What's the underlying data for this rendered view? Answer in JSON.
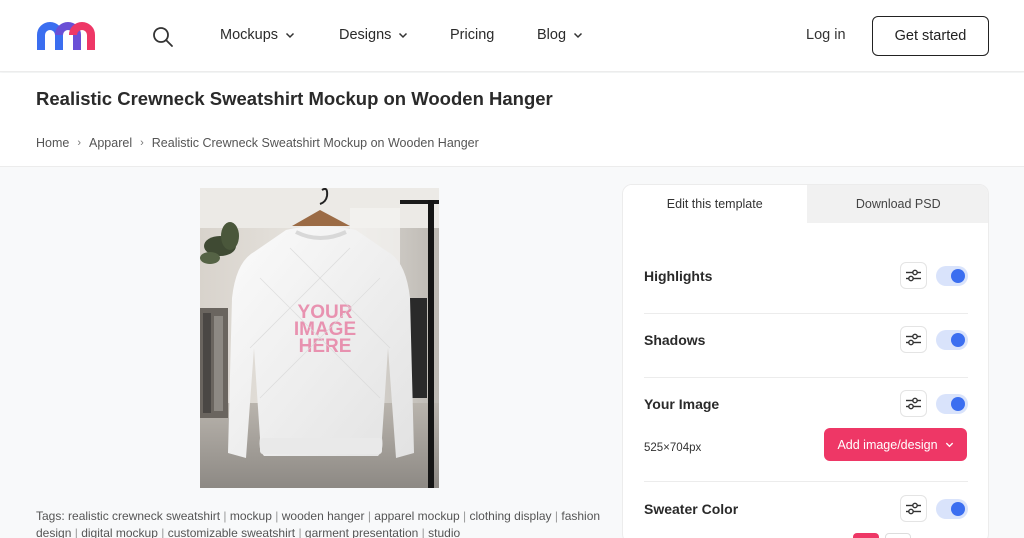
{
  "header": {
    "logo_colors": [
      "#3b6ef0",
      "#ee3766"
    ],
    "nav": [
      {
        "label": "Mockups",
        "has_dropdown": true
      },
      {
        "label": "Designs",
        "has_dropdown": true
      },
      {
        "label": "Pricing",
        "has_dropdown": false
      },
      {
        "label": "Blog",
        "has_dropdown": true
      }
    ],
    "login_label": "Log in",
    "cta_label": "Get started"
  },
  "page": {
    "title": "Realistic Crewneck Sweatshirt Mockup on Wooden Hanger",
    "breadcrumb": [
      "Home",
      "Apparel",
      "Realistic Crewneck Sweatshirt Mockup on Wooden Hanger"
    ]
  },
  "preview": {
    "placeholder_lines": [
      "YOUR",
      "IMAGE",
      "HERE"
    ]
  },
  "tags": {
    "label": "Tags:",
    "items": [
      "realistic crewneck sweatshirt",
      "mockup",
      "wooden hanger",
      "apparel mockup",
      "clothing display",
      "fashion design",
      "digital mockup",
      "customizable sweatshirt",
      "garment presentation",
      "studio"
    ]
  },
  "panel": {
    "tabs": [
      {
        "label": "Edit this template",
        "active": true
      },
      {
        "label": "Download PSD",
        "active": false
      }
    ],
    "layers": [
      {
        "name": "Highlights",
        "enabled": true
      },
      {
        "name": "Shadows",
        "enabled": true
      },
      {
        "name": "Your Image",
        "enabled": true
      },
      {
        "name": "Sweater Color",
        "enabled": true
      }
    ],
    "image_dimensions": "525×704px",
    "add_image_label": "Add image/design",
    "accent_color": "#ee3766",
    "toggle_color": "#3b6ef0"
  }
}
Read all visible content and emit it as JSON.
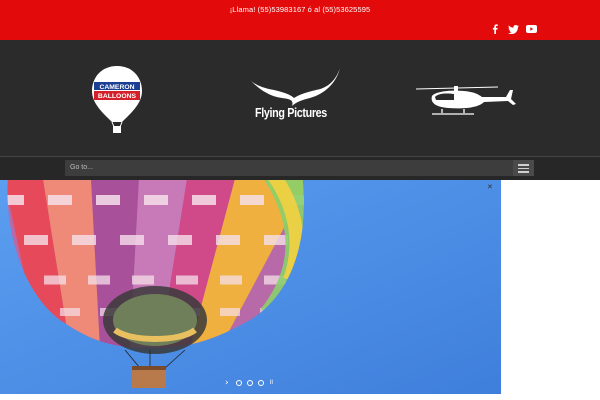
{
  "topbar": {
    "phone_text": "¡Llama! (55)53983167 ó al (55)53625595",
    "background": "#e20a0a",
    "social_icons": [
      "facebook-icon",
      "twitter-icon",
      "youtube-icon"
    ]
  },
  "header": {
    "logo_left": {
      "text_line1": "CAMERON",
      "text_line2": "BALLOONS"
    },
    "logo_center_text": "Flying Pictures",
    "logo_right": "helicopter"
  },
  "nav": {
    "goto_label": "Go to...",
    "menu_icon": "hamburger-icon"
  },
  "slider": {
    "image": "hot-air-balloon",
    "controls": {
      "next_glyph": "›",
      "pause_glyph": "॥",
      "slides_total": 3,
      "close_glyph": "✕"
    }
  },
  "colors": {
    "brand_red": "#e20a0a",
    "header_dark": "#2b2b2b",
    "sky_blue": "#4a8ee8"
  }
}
********************
▶ _Task brief_:
Leave out the pictures and transcribe the entries above exactly.

▶ _Written answer_:
What's the underlying data for this rendered view? Answer in JSON.
{
  "header": {
    "logo_colors": [
      "#3b6ef0",
      "#ee3766"
    ],
    "nav": [
      {
        "label": "Mockups",
        "has_dropdown": true
      },
      {
        "label": "Designs",
        "has_dropdown": true
      },
      {
        "label": "Pricing",
        "has_dropdown": false
      },
      {
        "label": "Blog",
        "has_dropdown": true
      }
    ],
    "login_label": "Log in",
    "cta_label": "Get started"
  },
  "page": {
    "title": "Realistic Crewneck Sweatshirt Mockup on Wooden Hanger",
    "breadcrumb": [
      "Home",
      "Apparel",
      "Realistic Crewneck Sweatshirt Mockup on Wooden Hanger"
    ]
  },
  "preview": {
    "placeholder_lines": [
      "YOUR",
      "IMAGE",
      "HERE"
    ]
  },
  "tags": {
    "label": "Tags:",
    "items": [
      "realistic crewneck sweatshirt",
      "mockup",
      "wooden hanger",
      "apparel mockup",
      "clothing display",
      "fashion design",
      "digital mockup",
      "customizable sweatshirt",
      "garment presentation",
      "studio"
    ]
  },
  "panel": {
    "tabs": [
      {
        "label": "Edit this template",
        "active": true
      },
      {
        "label": "Download PSD",
        "active": false
      }
    ],
    "layers": [
      {
        "name": "Highlights",
        "enabled": true
      },
      {
        "name": "Shadows",
        "enabled": true
      },
      {
        "name": "Your Image",
        "enabled": true
      },
      {
        "name": "Sweater Color",
        "enabled": true
      }
    ],
    "image_dimensions": "525×704px",
    "add_image_label": "Add image/design",
    "accent_color": "#ee3766",
    "toggle_color": "#3b6ef0"
  }
}
Read all visible content and emit it as JSON.
{
  "topbar": {
    "phone_text": "¡Llama! (55)53983167 ó al (55)53625595",
    "background": "#e20a0a",
    "social_icons": [
      "facebook-icon",
      "twitter-icon",
      "youtube-icon"
    ]
  },
  "header": {
    "logo_left": {
      "text_line1": "CAMERON",
      "text_line2": "BALLOONS"
    },
    "logo_center_text": "Flying Pictures",
    "logo_right": "helicopter"
  },
  "nav": {
    "goto_label": "Go to...",
    "menu_icon": "hamburger-icon"
  },
  "slider": {
    "image": "hot-air-balloon",
    "controls": {
      "next_glyph": "›",
      "pause_glyph": "॥",
      "slides_total": 3,
      "close_glyph": "✕"
    }
  },
  "colors": {
    "brand_red": "#e20a0a",
    "header_dark": "#2b2b2b",
    "sky_blue": "#4a8ee8"
  }
}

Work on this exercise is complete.